**WHAT TO PRODUCE**
Extract every line that contains the string "Discharge".

**INPUT**
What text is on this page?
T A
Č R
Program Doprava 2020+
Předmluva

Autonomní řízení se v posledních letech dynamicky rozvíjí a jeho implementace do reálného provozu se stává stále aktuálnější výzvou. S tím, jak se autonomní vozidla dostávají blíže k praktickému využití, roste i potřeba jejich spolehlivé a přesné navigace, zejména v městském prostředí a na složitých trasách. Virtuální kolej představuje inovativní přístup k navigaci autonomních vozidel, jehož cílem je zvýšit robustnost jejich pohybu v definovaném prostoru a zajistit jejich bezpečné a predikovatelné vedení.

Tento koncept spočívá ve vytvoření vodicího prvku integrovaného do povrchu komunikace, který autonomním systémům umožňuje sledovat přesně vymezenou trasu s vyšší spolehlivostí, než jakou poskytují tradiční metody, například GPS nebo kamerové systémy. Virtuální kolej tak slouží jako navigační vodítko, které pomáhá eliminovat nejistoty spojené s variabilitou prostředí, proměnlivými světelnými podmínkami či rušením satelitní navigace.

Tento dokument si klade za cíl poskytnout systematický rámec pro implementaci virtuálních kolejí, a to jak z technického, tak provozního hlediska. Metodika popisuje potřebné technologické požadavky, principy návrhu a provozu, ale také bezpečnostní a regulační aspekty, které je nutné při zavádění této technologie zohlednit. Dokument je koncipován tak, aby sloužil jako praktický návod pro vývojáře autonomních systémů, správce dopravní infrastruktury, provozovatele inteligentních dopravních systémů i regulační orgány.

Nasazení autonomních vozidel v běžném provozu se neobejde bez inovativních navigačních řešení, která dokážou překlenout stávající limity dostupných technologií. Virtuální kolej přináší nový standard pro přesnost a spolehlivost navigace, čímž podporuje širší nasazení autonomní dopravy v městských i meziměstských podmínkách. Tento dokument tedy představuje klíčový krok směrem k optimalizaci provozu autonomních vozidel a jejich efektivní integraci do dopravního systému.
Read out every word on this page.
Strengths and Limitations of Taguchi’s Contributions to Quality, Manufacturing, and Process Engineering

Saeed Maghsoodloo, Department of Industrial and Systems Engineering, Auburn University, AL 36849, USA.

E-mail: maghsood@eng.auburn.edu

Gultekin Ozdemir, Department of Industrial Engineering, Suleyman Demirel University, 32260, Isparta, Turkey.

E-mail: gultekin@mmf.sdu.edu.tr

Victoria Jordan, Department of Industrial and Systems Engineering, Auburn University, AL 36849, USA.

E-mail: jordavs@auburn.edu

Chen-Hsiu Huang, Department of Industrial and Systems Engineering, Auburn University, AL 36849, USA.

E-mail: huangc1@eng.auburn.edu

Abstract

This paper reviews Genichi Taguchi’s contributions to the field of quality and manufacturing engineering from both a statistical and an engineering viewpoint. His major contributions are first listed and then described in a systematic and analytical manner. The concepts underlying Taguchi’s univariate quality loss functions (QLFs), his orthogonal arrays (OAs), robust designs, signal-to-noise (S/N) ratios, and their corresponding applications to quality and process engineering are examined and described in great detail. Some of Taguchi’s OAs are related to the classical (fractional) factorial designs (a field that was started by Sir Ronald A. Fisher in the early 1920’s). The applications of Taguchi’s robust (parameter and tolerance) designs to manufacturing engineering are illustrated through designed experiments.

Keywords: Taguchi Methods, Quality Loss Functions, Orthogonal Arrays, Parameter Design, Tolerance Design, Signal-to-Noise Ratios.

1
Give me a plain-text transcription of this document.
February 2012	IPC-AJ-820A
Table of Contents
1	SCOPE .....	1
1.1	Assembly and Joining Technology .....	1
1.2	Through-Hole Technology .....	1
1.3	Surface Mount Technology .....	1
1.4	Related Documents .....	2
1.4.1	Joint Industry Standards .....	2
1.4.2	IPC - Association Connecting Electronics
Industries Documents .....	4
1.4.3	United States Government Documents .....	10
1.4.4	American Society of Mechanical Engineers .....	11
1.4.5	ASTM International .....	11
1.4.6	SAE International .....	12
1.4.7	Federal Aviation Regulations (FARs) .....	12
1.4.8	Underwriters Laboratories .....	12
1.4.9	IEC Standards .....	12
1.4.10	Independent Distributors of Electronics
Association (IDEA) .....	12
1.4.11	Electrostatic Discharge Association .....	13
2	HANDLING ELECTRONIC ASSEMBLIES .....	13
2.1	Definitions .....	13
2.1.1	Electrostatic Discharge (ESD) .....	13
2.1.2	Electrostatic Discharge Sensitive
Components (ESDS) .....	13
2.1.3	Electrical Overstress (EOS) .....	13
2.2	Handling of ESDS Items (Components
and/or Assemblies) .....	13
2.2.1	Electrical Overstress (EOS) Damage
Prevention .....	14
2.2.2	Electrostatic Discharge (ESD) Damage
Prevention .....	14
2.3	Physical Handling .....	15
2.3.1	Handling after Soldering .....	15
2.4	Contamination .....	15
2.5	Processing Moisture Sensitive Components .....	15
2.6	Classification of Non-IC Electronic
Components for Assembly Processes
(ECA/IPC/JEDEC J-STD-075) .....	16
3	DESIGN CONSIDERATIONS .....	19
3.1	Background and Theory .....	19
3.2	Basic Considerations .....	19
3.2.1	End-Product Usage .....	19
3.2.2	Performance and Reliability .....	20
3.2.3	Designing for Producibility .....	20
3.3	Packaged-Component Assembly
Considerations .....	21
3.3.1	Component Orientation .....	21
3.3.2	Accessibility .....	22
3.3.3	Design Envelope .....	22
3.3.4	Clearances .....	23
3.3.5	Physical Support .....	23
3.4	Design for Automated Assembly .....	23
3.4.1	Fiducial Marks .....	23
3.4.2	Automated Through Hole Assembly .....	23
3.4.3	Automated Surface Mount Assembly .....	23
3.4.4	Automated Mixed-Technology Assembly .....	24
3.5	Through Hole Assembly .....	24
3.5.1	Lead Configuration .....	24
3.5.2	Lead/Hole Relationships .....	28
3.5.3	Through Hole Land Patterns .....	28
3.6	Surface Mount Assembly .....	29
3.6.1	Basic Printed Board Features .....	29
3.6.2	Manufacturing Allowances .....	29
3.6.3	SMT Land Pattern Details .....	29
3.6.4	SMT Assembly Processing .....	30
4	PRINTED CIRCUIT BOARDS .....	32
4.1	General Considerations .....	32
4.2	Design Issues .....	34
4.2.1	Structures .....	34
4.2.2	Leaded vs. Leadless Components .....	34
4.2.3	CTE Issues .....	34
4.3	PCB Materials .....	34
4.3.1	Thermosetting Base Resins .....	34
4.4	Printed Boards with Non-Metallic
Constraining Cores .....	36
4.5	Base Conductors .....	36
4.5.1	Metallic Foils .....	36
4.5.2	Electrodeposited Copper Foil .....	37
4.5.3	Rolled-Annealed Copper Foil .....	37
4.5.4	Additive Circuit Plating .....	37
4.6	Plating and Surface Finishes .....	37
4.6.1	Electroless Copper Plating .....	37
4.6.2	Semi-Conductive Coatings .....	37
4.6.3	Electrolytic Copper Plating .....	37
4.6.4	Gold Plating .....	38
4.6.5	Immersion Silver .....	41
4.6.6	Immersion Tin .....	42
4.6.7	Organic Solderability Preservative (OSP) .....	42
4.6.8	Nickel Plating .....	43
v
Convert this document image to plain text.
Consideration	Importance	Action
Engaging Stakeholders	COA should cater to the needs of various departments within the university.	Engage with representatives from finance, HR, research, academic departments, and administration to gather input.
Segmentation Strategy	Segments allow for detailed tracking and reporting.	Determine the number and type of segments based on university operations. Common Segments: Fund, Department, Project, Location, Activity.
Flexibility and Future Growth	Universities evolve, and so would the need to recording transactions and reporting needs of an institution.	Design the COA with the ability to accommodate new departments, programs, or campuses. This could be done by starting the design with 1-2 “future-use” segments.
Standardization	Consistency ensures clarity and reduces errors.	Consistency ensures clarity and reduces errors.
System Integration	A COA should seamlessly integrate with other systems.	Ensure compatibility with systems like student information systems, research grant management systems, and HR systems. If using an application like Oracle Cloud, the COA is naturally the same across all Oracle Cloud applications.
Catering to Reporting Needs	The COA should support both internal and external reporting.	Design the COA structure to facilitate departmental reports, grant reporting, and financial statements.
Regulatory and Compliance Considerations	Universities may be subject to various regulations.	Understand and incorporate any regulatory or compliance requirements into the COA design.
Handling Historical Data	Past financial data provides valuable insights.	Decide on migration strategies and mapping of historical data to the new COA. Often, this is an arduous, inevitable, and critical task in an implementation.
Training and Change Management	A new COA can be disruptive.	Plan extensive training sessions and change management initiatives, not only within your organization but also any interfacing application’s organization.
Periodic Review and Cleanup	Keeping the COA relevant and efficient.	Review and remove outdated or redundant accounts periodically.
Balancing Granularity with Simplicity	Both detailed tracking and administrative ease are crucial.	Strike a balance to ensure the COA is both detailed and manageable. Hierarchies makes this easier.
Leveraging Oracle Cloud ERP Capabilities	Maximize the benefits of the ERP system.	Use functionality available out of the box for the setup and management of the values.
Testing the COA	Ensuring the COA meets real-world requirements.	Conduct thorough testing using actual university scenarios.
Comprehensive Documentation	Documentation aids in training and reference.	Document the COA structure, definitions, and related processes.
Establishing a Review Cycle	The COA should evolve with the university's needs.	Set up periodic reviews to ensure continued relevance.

**WRITTEN RESPONSE**
1.4.11	Electrostatic Discharge Association .....	13
2.1.1	Electrostatic Discharge (ESD) .....	13
2.1.2	Electrostatic Discharge Sensitive
2.2.2	Electrostatic Discharge (ESD) Damage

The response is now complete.